THE EXERCISE – Take the listing and print it in full, exactly as given.

··· MATERIAL SUPPLIED ···

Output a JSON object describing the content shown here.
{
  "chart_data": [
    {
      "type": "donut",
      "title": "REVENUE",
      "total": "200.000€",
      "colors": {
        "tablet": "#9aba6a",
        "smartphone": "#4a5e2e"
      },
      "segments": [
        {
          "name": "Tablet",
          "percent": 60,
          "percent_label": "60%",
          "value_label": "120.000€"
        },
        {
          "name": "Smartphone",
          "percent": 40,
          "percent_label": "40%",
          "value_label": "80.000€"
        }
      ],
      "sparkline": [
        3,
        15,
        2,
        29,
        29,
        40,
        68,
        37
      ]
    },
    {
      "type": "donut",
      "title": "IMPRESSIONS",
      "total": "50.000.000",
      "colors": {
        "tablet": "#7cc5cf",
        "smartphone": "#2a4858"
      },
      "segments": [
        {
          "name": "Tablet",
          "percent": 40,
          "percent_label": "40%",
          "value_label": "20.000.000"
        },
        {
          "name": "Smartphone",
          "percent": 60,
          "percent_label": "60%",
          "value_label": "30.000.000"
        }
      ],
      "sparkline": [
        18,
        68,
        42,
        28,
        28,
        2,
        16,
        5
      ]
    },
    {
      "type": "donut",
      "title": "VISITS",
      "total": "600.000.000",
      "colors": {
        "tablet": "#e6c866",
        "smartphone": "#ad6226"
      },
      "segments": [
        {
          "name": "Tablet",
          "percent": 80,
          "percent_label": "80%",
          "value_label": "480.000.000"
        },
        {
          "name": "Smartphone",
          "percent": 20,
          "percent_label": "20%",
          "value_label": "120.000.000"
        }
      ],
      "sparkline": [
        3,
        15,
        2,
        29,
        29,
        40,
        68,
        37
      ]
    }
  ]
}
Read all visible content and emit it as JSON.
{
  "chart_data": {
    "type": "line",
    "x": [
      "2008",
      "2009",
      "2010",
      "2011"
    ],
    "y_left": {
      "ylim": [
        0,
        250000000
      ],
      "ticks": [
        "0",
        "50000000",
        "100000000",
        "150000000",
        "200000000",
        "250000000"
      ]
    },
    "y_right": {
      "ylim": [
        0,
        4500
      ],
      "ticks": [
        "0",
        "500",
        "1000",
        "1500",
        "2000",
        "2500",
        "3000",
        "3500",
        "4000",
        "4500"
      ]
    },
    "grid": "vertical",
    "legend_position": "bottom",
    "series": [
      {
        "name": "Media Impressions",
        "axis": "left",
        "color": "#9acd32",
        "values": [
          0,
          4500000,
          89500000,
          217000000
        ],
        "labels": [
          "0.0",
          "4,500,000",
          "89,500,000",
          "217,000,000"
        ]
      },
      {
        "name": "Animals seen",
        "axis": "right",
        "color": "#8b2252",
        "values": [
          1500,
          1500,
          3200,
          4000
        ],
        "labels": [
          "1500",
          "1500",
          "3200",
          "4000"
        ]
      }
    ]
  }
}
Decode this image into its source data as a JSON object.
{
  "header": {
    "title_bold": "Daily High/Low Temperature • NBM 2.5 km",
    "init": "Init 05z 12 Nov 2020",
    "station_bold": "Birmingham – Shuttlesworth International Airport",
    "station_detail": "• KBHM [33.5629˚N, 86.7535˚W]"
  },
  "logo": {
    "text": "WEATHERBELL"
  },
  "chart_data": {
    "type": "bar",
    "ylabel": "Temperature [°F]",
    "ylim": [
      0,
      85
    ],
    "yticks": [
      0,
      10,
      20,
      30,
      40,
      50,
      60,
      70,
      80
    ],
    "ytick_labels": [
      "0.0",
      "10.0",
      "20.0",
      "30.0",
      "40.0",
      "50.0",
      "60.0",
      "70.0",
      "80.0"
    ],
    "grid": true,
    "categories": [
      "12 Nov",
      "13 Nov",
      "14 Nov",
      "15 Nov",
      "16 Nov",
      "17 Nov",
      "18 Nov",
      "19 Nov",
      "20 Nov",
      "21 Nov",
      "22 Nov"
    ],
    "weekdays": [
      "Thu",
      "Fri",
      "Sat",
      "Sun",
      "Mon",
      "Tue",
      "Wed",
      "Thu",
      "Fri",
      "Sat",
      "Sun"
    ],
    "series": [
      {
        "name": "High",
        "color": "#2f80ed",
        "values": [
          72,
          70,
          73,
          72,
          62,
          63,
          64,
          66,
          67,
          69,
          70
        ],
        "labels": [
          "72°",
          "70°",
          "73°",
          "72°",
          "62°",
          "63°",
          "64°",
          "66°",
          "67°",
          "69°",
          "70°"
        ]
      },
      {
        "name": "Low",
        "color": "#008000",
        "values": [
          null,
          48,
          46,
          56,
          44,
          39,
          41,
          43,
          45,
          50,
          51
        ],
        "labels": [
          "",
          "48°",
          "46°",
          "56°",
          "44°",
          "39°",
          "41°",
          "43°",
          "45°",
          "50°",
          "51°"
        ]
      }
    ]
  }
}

···

CORRECT RESPONSE –
Output a JSON object describing the content shown here.
{
  "chart_data": [
    {
      "type": "donut",
      "title": "REVENUE",
      "total": "200.000€",
      "colors": {
        "tablet": "#9aba6a",
        "smartphone": "#4a5e2e"
      },
      "segments": [
        {
          "name": "Tablet",
          "percent": 60,
          "percent_label": "60%",
          "value_label": "120.000€"
        },
        {
          "name": "Smartphone",
          "percent": 40,
          "percent_label": "40%",
          "value_label": "80.000€"
        }
      ],
      "sparkline": [
        3,
        15,
        2,
        29,
        29,
        40,
        68,
        37
      ]
    },
    {
      "type": "donut",
      "title": "IMPRESSIONS",
      "total": "50.000.000",
      "colors": {
        "tablet": "#7cc5cf",
        "smartphone": "#2a4858"
      },
      "segments": [
        {
          "name": "Tablet",
          "percent": 40,
          "percent_label": "40%",
          "value_label": "20.000.000"
        },
        {
          "name": "Smartphone",
          "percent": 60,
          "percent_label": "60%",
          "value_label": "30.000.000"
        }
      ],
      "sparkline": [
        18,
        68,
        42,
        28,
        28,
        2,
        16,
        5
      ]
    },
    {
      "type": "donut",
      "title": "VISITS",
      "total": "600.000.000",
      "colors": {
        "tablet": "#e6c866",
        "smartphone": "#ad6226"
      },
      "segments": [
        {
          "name": "Tablet",
          "percent": 80,
          "percent_label": "80%",
          "value_label": "480.000.000"
        },
        {
          "name": "Smartphone",
          "percent": 20,
          "percent_label": "20%",
          "value_label": "120.000.000"
        }
      ],
      "sparkline": [
        3,
        15,
        2,
        29,
        29,
        40,
        68,
        37
      ]
    }
  ]
}
Read all visible content and emit it as JSON.
{
  "chart_data": {
    "type": "line",
    "x": [
      "2008",
      "2009",
      "2010",
      "2011"
    ],
    "y_left": {
      "ylim": [
        0,
        250000000
      ],
      "ticks": [
        "0",
        "50000000",
        "100000000",
        "150000000",
        "200000000",
        "250000000"
      ]
    },
    "y_right": {
      "ylim": [
        0,
        4500
      ],
      "ticks": [
        "0",
        "500",
        "1000",
        "1500",
        "2000",
        "2500",
        "3000",
        "3500",
        "4000",
        "4500"
      ]
    },
    "grid": "vertical",
    "legend_position": "bottom",
    "series": [
      {
        "name": "Media Impressions",
        "axis": "left",
        "color": "#9acd32",
        "values": [
          0,
          4500000,
          89500000,
          217000000
        ],
        "labels": [
          "0.0",
          "4,500,000",
          "89,500,000",
          "217,000,000"
        ]
      },
      {
        "name": "Animals seen",
        "axis": "right",
        "color": "#8b2252",
        "values": [
          1500,
          1500,
          3200,
          4000
        ],
        "labels": [
          "1500",
          "1500",
          "3200",
          "4000"
        ]
      }
    ]
  }
}
Decode this image into its source data as a JSON object.
{
  "header": {
    "title_bold": "Daily High/Low Temperature • NBM 2.5 km",
    "init": "Init 05z 12 Nov 2020",
    "station_bold": "Birmingham – Shuttlesworth International Airport",
    "station_detail": "• KBHM [33.5629˚N, 86.7535˚W]"
  },
  "logo": {
    "text": "WEATHERBELL"
  },
  "chart_data": {
    "type": "bar",
    "ylabel": "Temperature [°F]",
    "ylim": [
      0,
      85
    ],
    "yticks": [
      0,
      10,
      20,
      30,
      40,
      50,
      60,
      70,
      80
    ],
    "ytick_labels": [
      "0.0",
      "10.0",
      "20.0",
      "30.0",
      "40.0",
      "50.0",
      "60.0",
      "70.0",
      "80.0"
    ],
    "grid": true,
    "categories": [
      "12 Nov",
      "13 Nov",
      "14 Nov",
      "15 Nov",
      "16 Nov",
      "17 Nov",
      "18 Nov",
      "19 Nov",
      "20 Nov",
      "21 Nov",
      "22 Nov"
    ],
    "weekdays": [
      "Thu",
      "Fri",
      "Sat",
      "Sun",
      "Mon",
      "Tue",
      "Wed",
      "Thu",
      "Fri",
      "Sat",
      "Sun"
    ],
    "series": [
      {
        "name": "High",
        "color": "#2f80ed",
        "values": [
          72,
          70,
          73,
          72,
          62,
          63,
          64,
          66,
          67,
          69,
          70
        ],
        "labels": [
          "72°",
          "70°",
          "73°",
          "72°",
          "62°",
          "63°",
          "64°",
          "66°",
          "67°",
          "69°",
          "70°"
        ]
      },
      {
        "name": "Low",
        "color": "#008000",
        "values": [
          null,
          48,
          46,
          56,
          44,
          39,
          41,
          43,
          45,
          50,
          51
        ],
        "labels": [
          "",
          "48°",
          "46°",
          "56°",
          "44°",
          "39°",
          "41°",
          "43°",
          "45°",
          "50°",
          "51°"
        ]
      }
    ]
  }
}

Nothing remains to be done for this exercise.